* START *

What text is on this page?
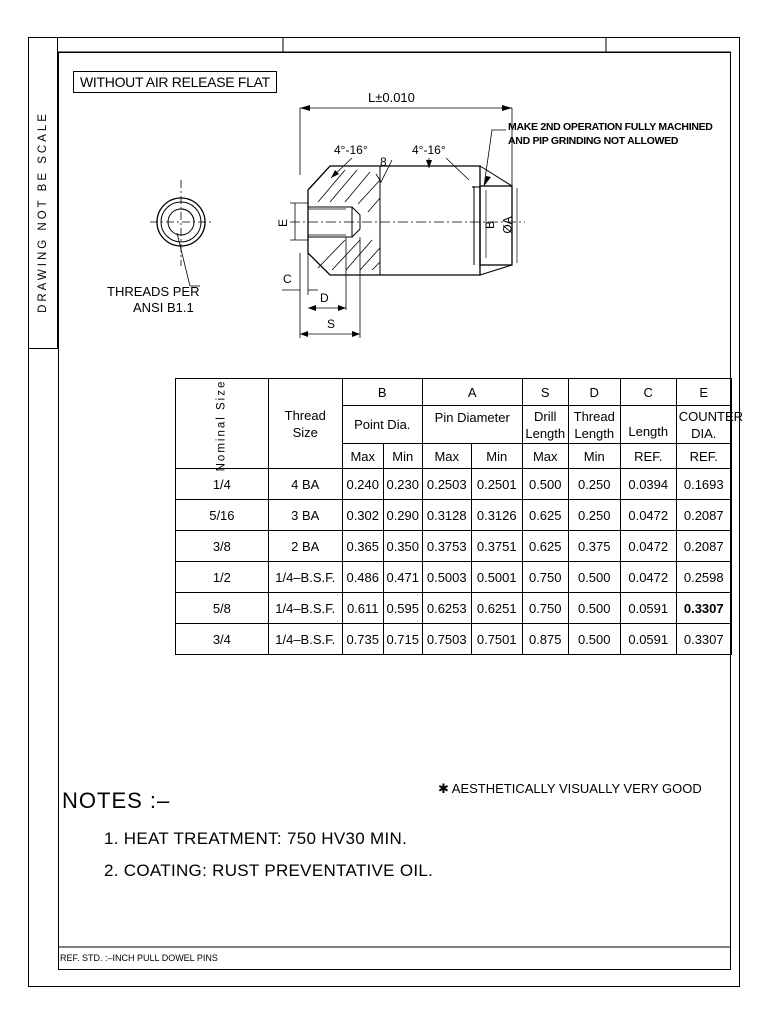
DRAWING NOT BE SCALE
WITHOUT AIR RELEASE FLAT
THREADS PER
ANSI B1.1
L±0.010
4°-16°	4°-16°
8
MAKE 2ND OPERATION FULLY MACHINED
AND PIP GRINDING NOT ALLOWED
E
C
D
S
B ØA
Nominal Size	Thread Size	B		A		S	D	C	E
		Point Dia.		Pin Diameter		Drill Length	Thread Length	Length	COUNTER DIA.

		Max	Min	Max	Min	Max	Min	REF.	REF.
1/4	4 BA	0.240	0.230	0.2503	0.2501	0.500	0.250	0.0394	0.1693
5/16	3 BA	0.302	0.290	0.3128	0.3126	0.625	0.250	0.0472	0.2087
3/8	2 BA	0.365	0.350	0.3753	0.3751	0.625	0.375	0.0472	0.2087
1/2	1/4–B.S.F.	0.486	0.471	0.5003	0.5001	0.750	0.500	0.0472	0.2598
5/8	1/4–B.S.F.	0.611	0.595	0.6253	0.6251	0.750	0.500	0.0591	0.3307
3/4	1/4–B.S.F.	0.735	0.715	0.7503	0.7501	0.875	0.500	0.0591	0.3307
NOTES :–
1. HEAT TREATMENT: 750 HV30 MIN.
2. COATING: RUST PREVENTATIVE OIL.
✱ AESTHETICALLY VISUALLY VERY GOOD
REF. STD. :–INCH PULL DOWEL PINS
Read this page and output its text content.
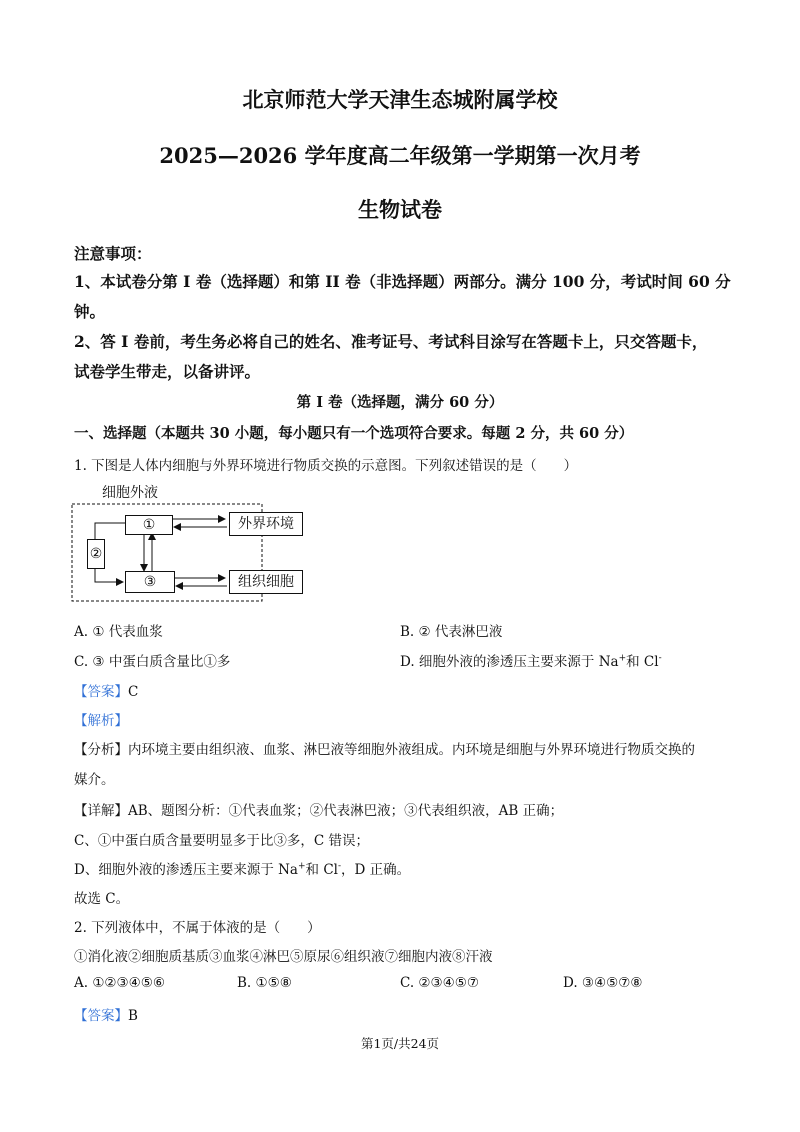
北京师范大学天津生态城附属学校
2025—2026 学年度高二年级第一学期第一次月考
生物试卷
注意事项：
1、本试卷分第 I 卷（选择题）和第 II 卷（非选择题）两部分。满分 100 分，考试时间 60 分
钟。
2、答 I 卷前，考生务必将自己的姓名、准考证号、考试科目涂写在答题卡上，只交答题卡，
试卷学生带走，以备讲评。
第 I 卷（选择题，满分 60 分）
一、选择题（本题共 30 小题，每小题只有一个选项符合要求。每题 2 分，共 60 分）
1. 下图是人体内细胞与外界环境进行物质交换的示意图。下列叙述错误的是（　　）
细胞外液
①
②
③
外界环境
组织细胞
A. ① 代表血浆	B. ② 代表淋巴液
C. ③ 中蛋白质含量比①多	D. 细胞外液的渗透压主要来源于 Na+和 Cl-
【答案】C
【解析】
【分析】内环境主要由组织液、血浆、淋巴液等细胞外液组成。内环境是细胞与外界环境进行物质交换的
媒介。
【详解】AB、题图分析：①代表血浆；②代表淋巴液；③代表组织液，AB 正确；
C、①中蛋白质含量要明显多于比③多，C 错误；
D、细胞外液的渗透压主要来源于 Na+和 Cl-，D 正确。
故选 C。
2. 下列液体中，不属于体液的是（　　）
①消化液②细胞质基质③血浆④淋巴⑤原尿⑥组织液⑦细胞内液⑧汗液
A. ①②③④⑤⑥	B. ①⑤⑧	C. ②③④⑤⑦	D. ③④⑤⑦⑧
【答案】B
第1页/共24页
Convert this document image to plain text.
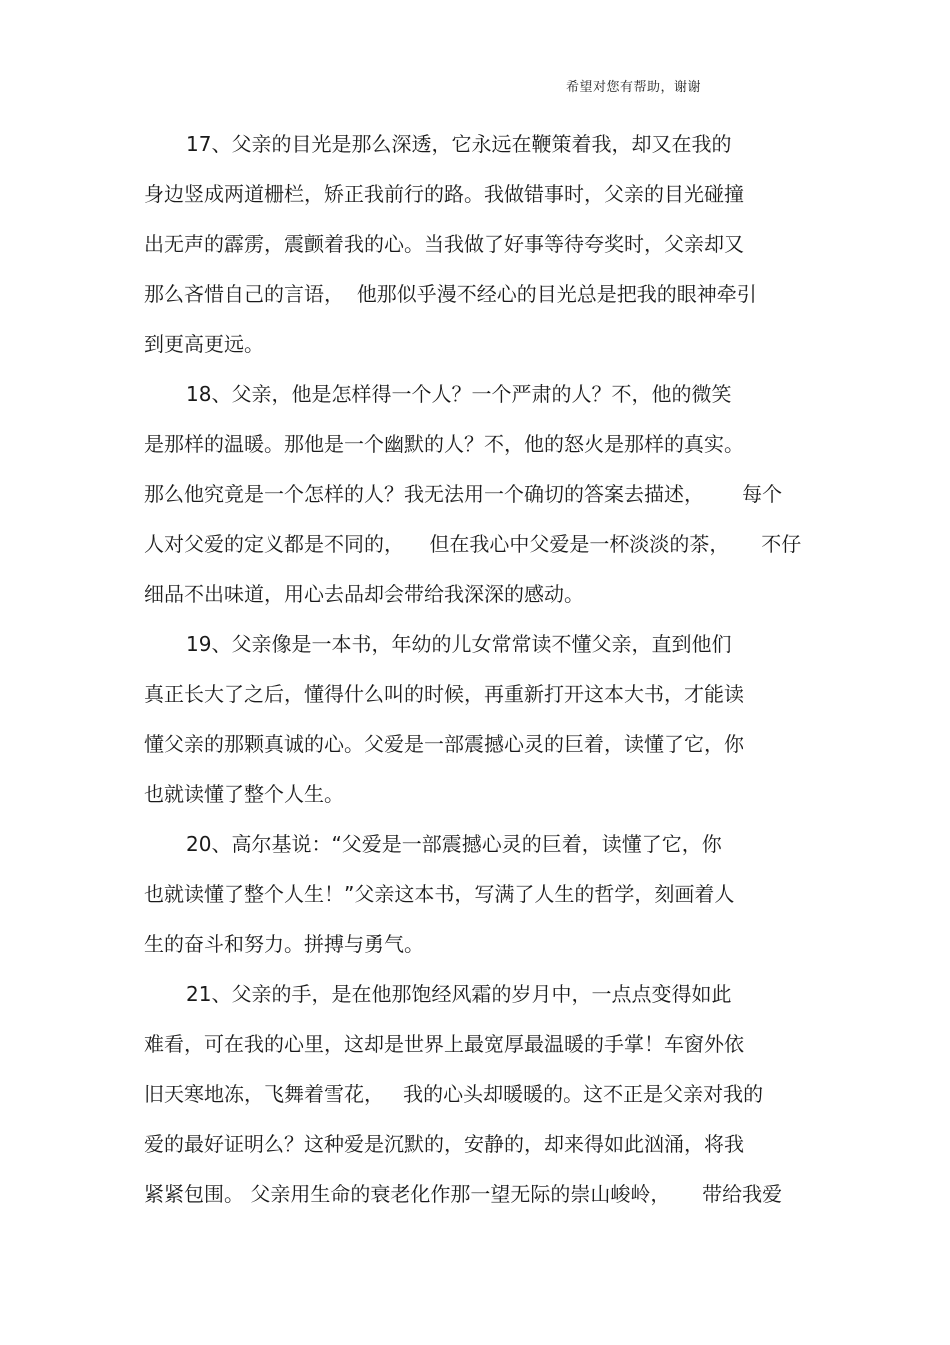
希望对您有帮助，谢谢
17、父亲的目光是那么深透，它永远在鞭策着我，却又在我的
身边竖成两道栅栏，矫正我前行的路。我做错事时，父亲的目光碰撞
出无声的霹雳，震颤着我的心。当我做了好事等待夸奖时，父亲却又
那么吝惜自己的言语，  他那似乎漫不经心的目光总是把我的眼神牵引
到更高更远。
18、父亲，他是怎样得一个人？一个严肃的人？不，他的微笑
是那样的温暖。那他是一个幽默的人？不，他的怒火是那样的真实。
那么他究竟是一个怎样的人？我无法用一个确切的答案去描述，      每个
人对父爱的定义都是不同的，    但在我心中父爱是一杯淡淡的茶，     不仔
细品不出味道，用心去品却会带给我深深的感动。
19、父亲像是一本书，年幼的儿女常常读不懂父亲，直到他们
真正长大了之后，懂得什么叫的时候，再重新打开这本大书，才能读
懂父亲的那颗真诚的心。父爱是一部震撼心灵的巨着，读懂了它，你
也就读懂了整个人生。
20、高尔基说：“父爱是一部震撼心灵的巨着，读懂了它，你
也就读懂了整个人生！”父亲这本书，写满了人生的哲学，刻画着人
生的奋斗和努力。拼搏与勇气。
21、父亲的手，是在他那饱经风霜的岁月中，一点点变得如此
难看，可在我的心里，这却是世界上最宽厚最温暖的手掌！车窗外依
旧天寒地冻，飞舞着雪花，   我的心头却暖暖的。这不正是父亲对我的
爱的最好证明么？这种爱是沉默的，安静的，却来得如此汹涌，将我
紧紧包围。 父亲用生命的衰老化作那一望无际的崇山峻岭，     带给我爱
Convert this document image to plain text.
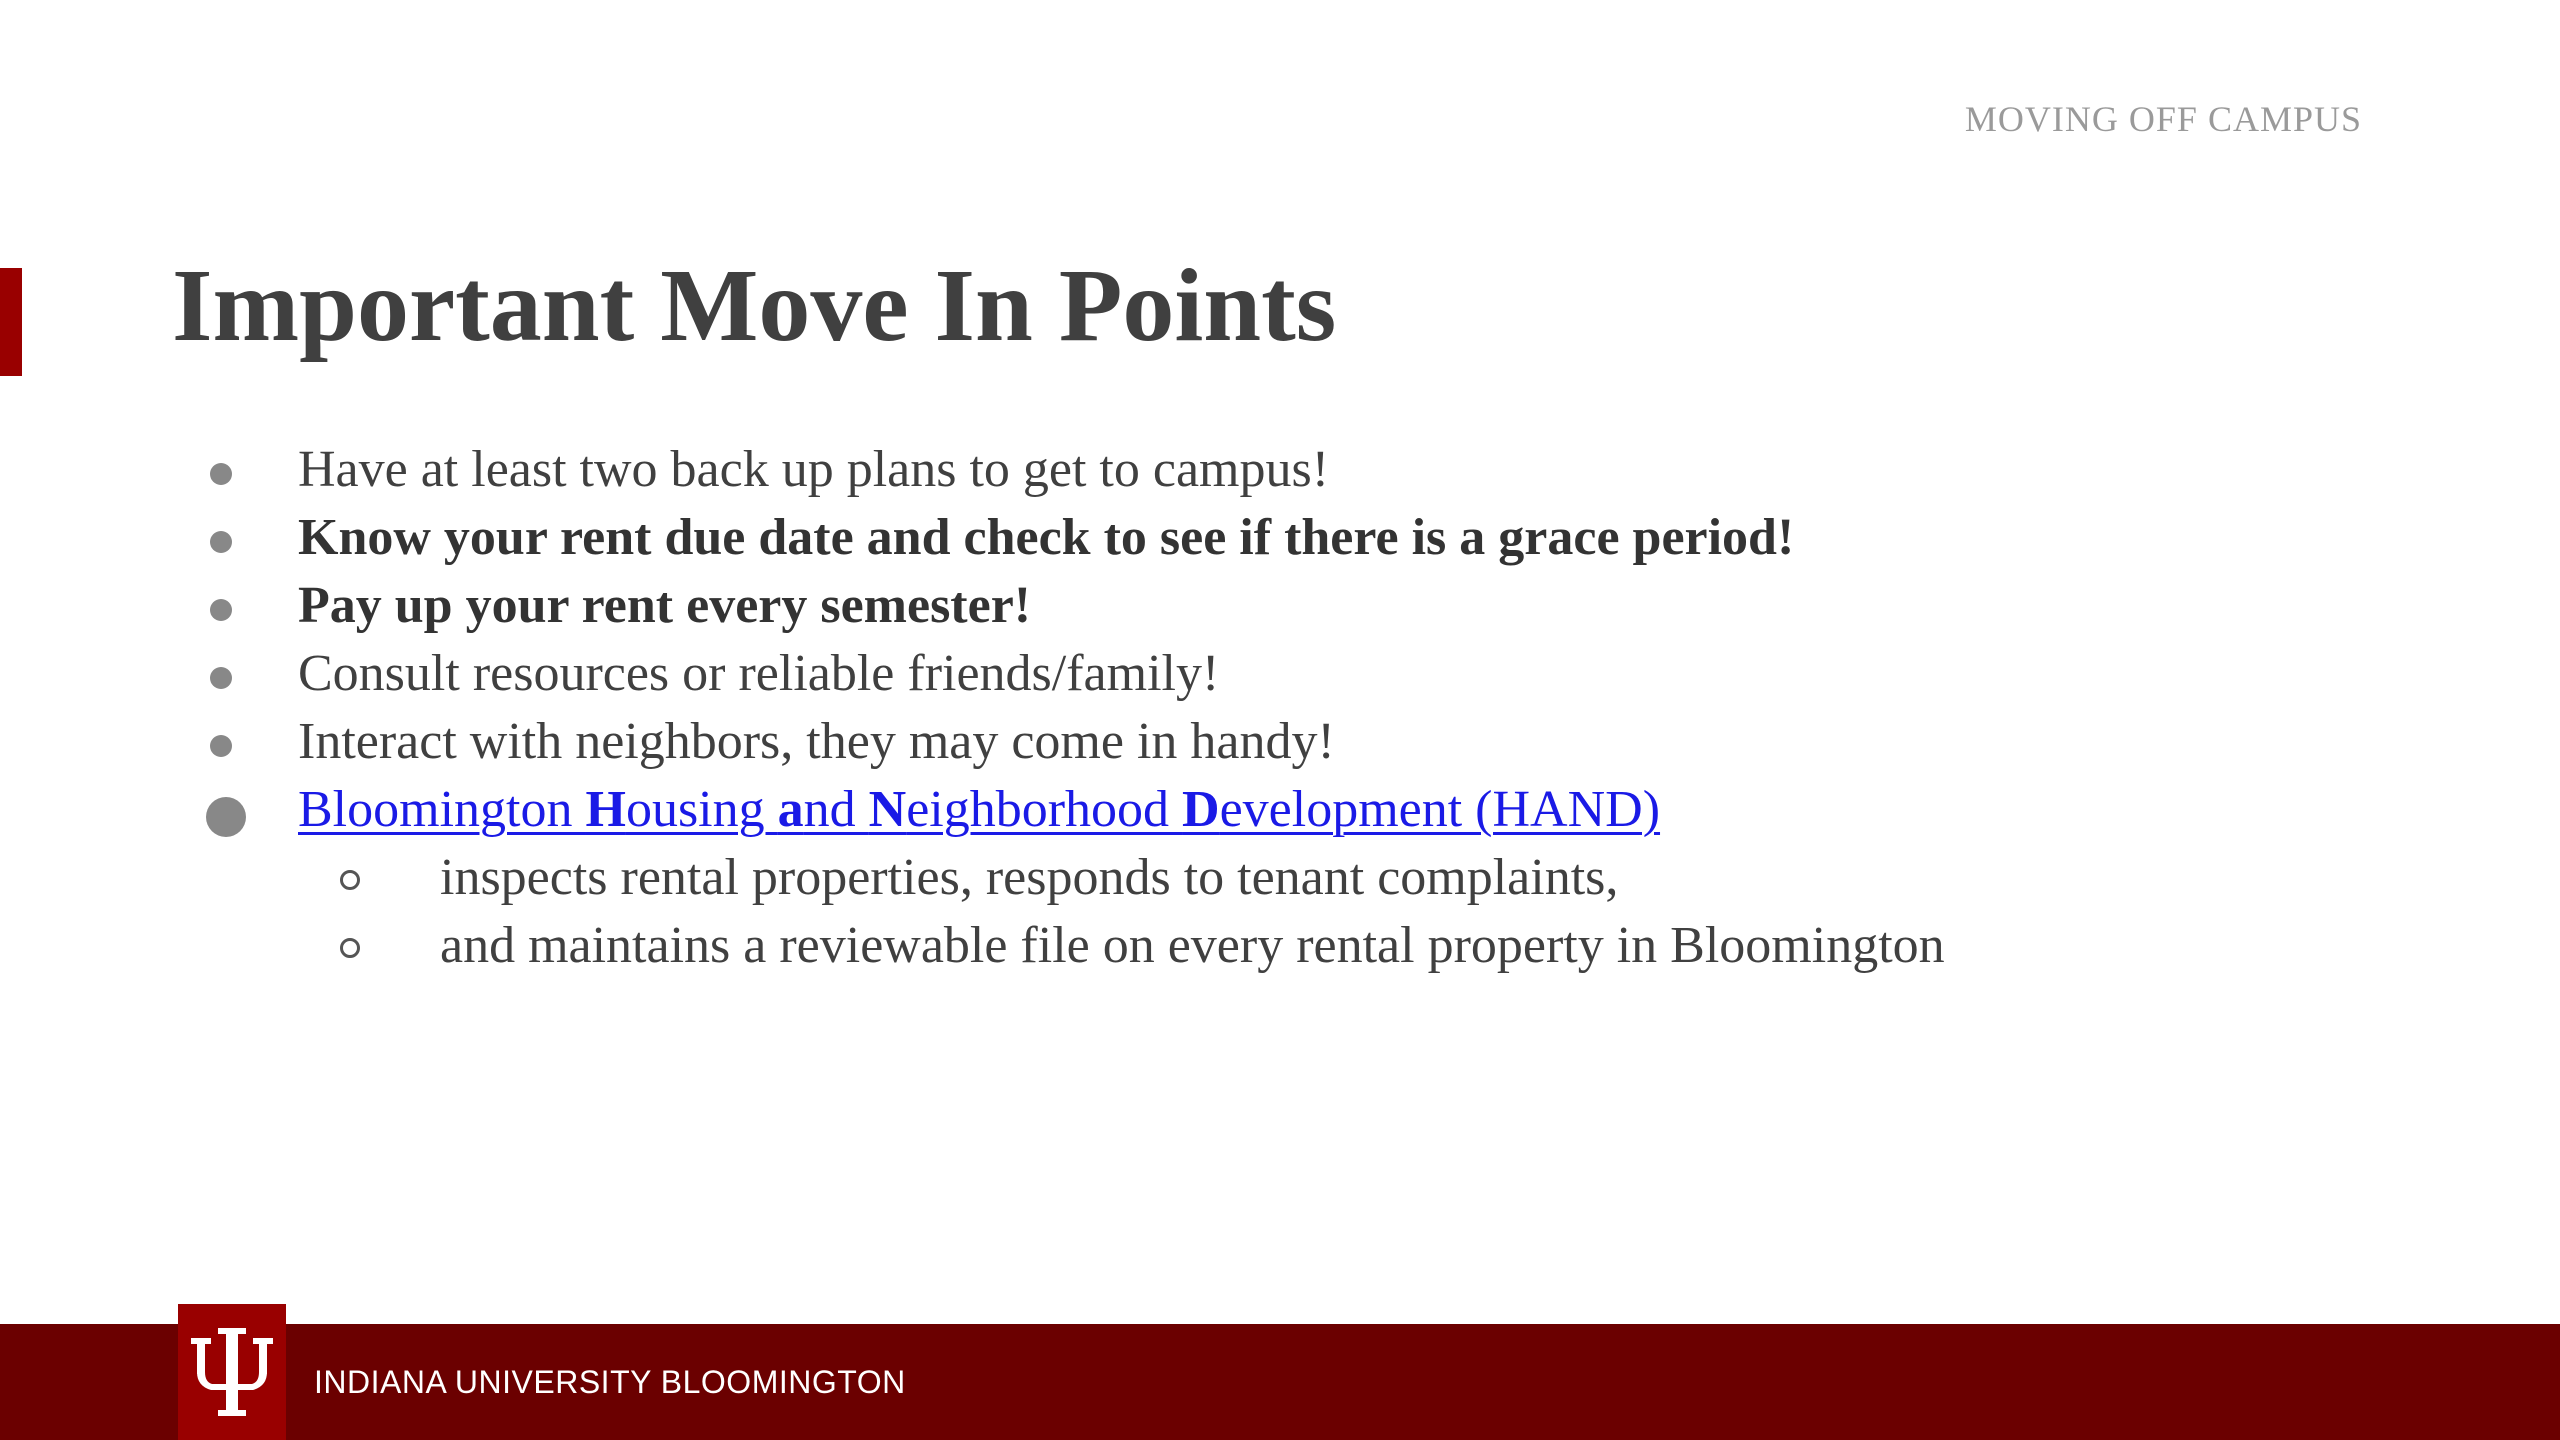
MOVING OFF CAMPUS
Important Move In Points
Have at least two back up plans to get to campus!
Know your rent due date and check to see if there is a grace period!
Pay up your rent every semester!
Consult resources or reliable friends/family!
Interact with neighbors, they may come in handy!
Bloomington Housing and Neighborhood Development (HAND)
inspects rental properties, responds to tenant complaints,
and maintains a reviewable file on every rental property in Bloomington
INDIANA UNIVERSITY BLOOMINGTON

* END *

## [Job]
Count the lines of the material that include the word "读懂了它", then state only the total.

## [Response to the exercise]
2